Problem details
In your copy, reproduce the entries exactly as they are, minus the images.

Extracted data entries

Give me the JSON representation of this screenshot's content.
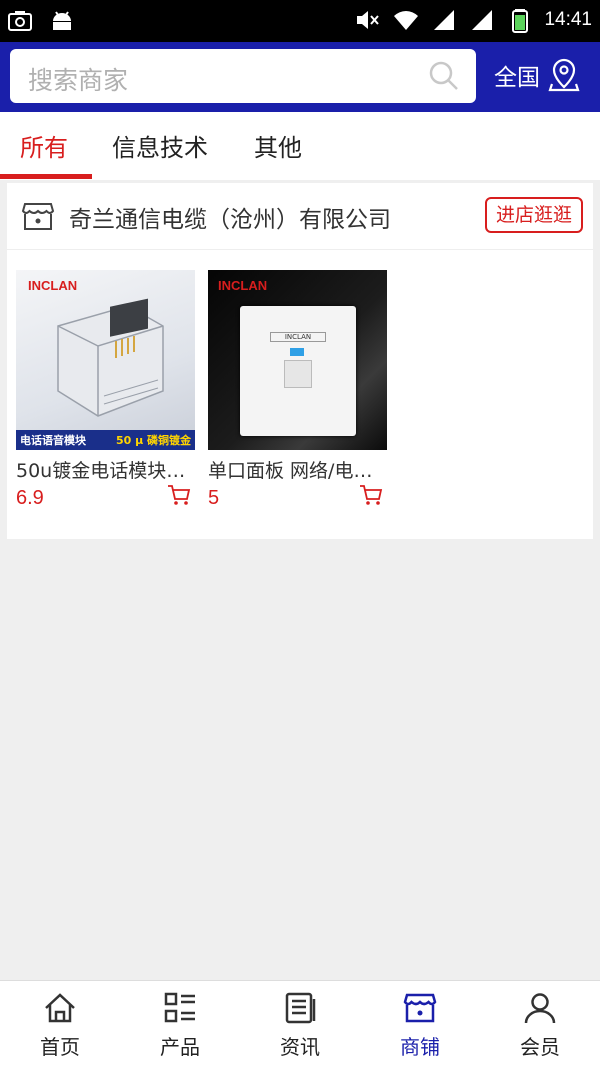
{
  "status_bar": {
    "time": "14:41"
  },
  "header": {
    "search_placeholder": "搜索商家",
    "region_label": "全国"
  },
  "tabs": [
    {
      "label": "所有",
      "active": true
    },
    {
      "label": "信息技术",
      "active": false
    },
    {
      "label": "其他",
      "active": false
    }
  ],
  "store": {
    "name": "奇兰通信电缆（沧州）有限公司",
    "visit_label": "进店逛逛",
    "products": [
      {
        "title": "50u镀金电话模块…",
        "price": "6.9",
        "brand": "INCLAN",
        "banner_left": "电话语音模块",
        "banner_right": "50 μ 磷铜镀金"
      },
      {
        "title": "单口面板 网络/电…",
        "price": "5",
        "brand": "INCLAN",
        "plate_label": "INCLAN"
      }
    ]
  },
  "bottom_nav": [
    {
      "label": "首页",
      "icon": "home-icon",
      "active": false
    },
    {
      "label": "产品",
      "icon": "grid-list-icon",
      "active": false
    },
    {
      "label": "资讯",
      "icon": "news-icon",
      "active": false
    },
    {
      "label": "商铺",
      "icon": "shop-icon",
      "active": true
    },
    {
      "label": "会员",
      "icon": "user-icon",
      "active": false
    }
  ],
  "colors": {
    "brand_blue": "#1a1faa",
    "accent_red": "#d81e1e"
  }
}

Worked answer
Give me the JSON representation of this screenshot's content.
{
  "status_bar": {
    "time": "14:41"
  },
  "header": {
    "search_placeholder": "搜索商家",
    "region_label": "全国"
  },
  "tabs": [
    {
      "label": "所有",
      "active": true
    },
    {
      "label": "信息技术",
      "active": false
    },
    {
      "label": "其他",
      "active": false
    }
  ],
  "store": {
    "name": "奇兰通信电缆（沧州）有限公司",
    "visit_label": "进店逛逛",
    "products": [
      {
        "title": "50u镀金电话模块…",
        "price": "6.9",
        "brand": "INCLAN",
        "banner_left": "电话语音模块",
        "banner_right": "50 μ 磷铜镀金"
      },
      {
        "title": "单口面板 网络/电…",
        "price": "5",
        "brand": "INCLAN",
        "plate_label": "INCLAN"
      }
    ]
  },
  "bottom_nav": [
    {
      "label": "首页",
      "icon": "home-icon",
      "active": false
    },
    {
      "label": "产品",
      "icon": "grid-list-icon",
      "active": false
    },
    {
      "label": "资讯",
      "icon": "news-icon",
      "active": false
    },
    {
      "label": "商铺",
      "icon": "shop-icon",
      "active": true
    },
    {
      "label": "会员",
      "icon": "user-icon",
      "active": false
    }
  ],
  "colors": {
    "brand_blue": "#1a1faa",
    "accent_red": "#d81e1e"
  }
}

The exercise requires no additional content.